Exercise prompt -> Read the data and repeat it in full, exactly.
━━━━━━━━━━
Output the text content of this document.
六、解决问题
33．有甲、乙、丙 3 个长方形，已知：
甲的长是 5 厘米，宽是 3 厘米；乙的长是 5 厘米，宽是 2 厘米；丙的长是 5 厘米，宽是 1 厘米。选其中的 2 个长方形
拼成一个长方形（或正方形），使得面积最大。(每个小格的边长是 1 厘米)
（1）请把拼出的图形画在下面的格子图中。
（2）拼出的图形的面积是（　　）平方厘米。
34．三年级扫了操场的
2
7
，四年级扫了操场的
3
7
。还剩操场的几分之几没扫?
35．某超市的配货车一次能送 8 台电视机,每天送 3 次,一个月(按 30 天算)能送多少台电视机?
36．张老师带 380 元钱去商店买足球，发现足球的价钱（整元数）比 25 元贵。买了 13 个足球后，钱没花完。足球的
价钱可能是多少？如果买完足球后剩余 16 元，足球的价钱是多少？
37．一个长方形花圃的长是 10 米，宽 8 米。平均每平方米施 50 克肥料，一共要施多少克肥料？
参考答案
━━━━━━━━━━
Final result ->
Output the text content of this document.
六、解决问题
33．有甲、乙、丙 3 个长方形，已知：
甲的长是 5 厘米，宽是 3 厘米；乙的长是 5 厘米，宽是 2 厘米；丙的长是 5 厘米，宽是 1 厘米。选其中的 2 个长方形
拼成一个长方形（或正方形），使得面积最大。(每个小格的边长是 1 厘米)
（1）请把拼出的图形画在下面的格子图中。
（2）拼出的图形的面积是（　　）平方厘米。
34．三年级扫了操场的
2
7
，四年级扫了操场的
3
7
。还剩操场的几分之几没扫?
35．某超市的配货车一次能送 8 台电视机,每天送 3 次,一个月(按 30 天算)能送多少台电视机?
36．张老师带 380 元钱去商店买足球，发现足球的价钱（整元数）比 25 元贵。买了 13 个足球后，钱没花完。足球的
价钱可能是多少？如果买完足球后剩余 16 元，足球的价钱是多少？
37．一个长方形花圃的长是 10 米，宽 8 米。平均每平方米施 50 克肥料，一共要施多少克肥料？
参考答案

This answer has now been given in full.